[Records contained in a dataset]
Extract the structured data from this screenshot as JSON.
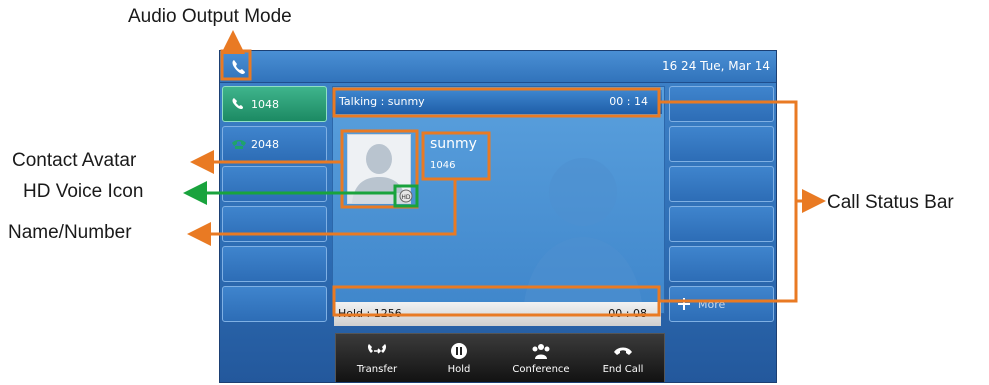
{
  "callouts": {
    "audio_output_mode": "Audio Output Mode",
    "contact_avatar": "Contact Avatar",
    "hd_voice_icon": "HD Voice Icon",
    "name_number": "Name/Number",
    "call_status_bar": "Call Status Bar"
  },
  "phone": {
    "datetime": "16 24 Tue, Mar 14",
    "lines": [
      {
        "label": "1048",
        "icon": "handset-icon",
        "active": true
      },
      {
        "label": "2048",
        "icon": "ring-handset-icon",
        "active": false
      }
    ],
    "talk_bar": {
      "status": "Talking : sunmy",
      "timer": "00 : 14"
    },
    "hold_bar": {
      "status": "Hold : 1256",
      "timer": "00 : 08"
    },
    "contact": {
      "name": "sunmy",
      "number": "1046"
    },
    "more_label": "More",
    "softkeys": [
      {
        "label": "Transfer",
        "icon": "transfer-icon"
      },
      {
        "label": "Hold",
        "icon": "pause-icon"
      },
      {
        "label": "Conference",
        "icon": "conference-icon"
      },
      {
        "label": "End Call",
        "icon": "hangup-icon"
      }
    ]
  },
  "colors": {
    "callout_orange": "#e97a23",
    "hd_green": "#19a33d"
  }
}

▸ Work to complete:
From the listing, copy every line where the string "handset" appears.

▸ Exercise output:
        "icon": "handset-icon",
        "icon": "ring-handset-icon",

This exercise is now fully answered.